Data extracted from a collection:
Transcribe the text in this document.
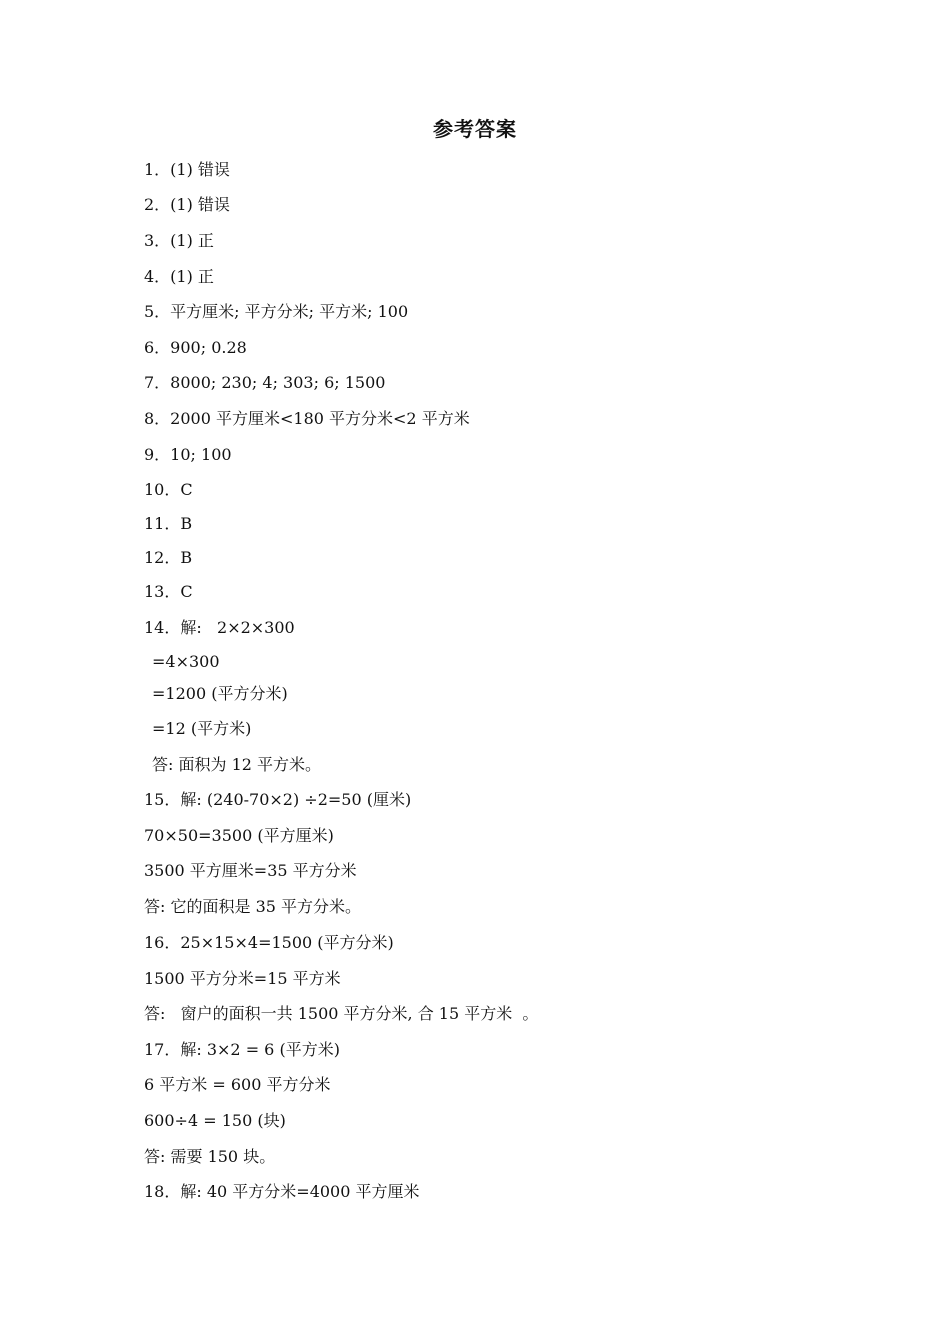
参考答案
1．(1) 错误
2．(1) 错误
3．(1) 正
4．(1) 正
5．平方厘米; 平方分米; 平方米; 100
6．900; 0.28
7．8000; 230; 4; 303; 6; 1500
8．2000 平方厘米<180 平方分米<2 平方米
9．10; 100
10．C
11．B
12．B
13．C
14．解:   2×2×300
=4×300
=1200 (平方分米)
=12 (平方米)
答: 面积为 12 平方米。
15．解: (240-70×2) ÷2=50 (厘米)
70×50=3500 (平方厘米)
3500 平方厘米=35 平方分米
答: 它的面积是 35 平方分米。
16．25×15×4=1500 (平方分米)
1500 平方分米=15 平方米
答:   窗户的面积一共 1500 平方分米, 合 15 平方米  。
17．解: 3×2 = 6 (平方米)
6 平方米 = 600 平方分米
600÷4 = 150 (块)
答: 需要 150 块。
18．解: 40 平方分米=4000 平方厘米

## EXERCISE BRIEF
Set down the material above as is, without any pictures.

## RESPONSE TO THIS EXERCISE
Transcribe the text in this document.
参考答案
1．(1) 错误
2．(1) 错误
3．(1) 正
4．(1) 正
5．平方厘米; 平方分米; 平方米; 100
6．900; 0.28
7．8000; 230; 4; 303; 6; 1500
8．2000 平方厘米<180 平方分米<2 平方米
9．10; 100
10．C
11．B
12．B
13．C
14．解:   2×2×300
=4×300
=1200 (平方分米)
=12 (平方米)
答: 面积为 12 平方米。
15．解: (240-70×2) ÷2=50 (厘米)
70×50=3500 (平方厘米)
3500 平方厘米=35 平方分米
答: 它的面积是 35 平方分米。
16．25×15×4=1500 (平方分米)
1500 平方分米=15 平方米
答:   窗户的面积一共 1500 平方分米, 合 15 平方米  。
17．解: 3×2 = 6 (平方米)
6 平方米 = 600 平方分米
600÷4 = 150 (块)
答: 需要 150 块。
18．解: 40 平方分米=4000 平方厘米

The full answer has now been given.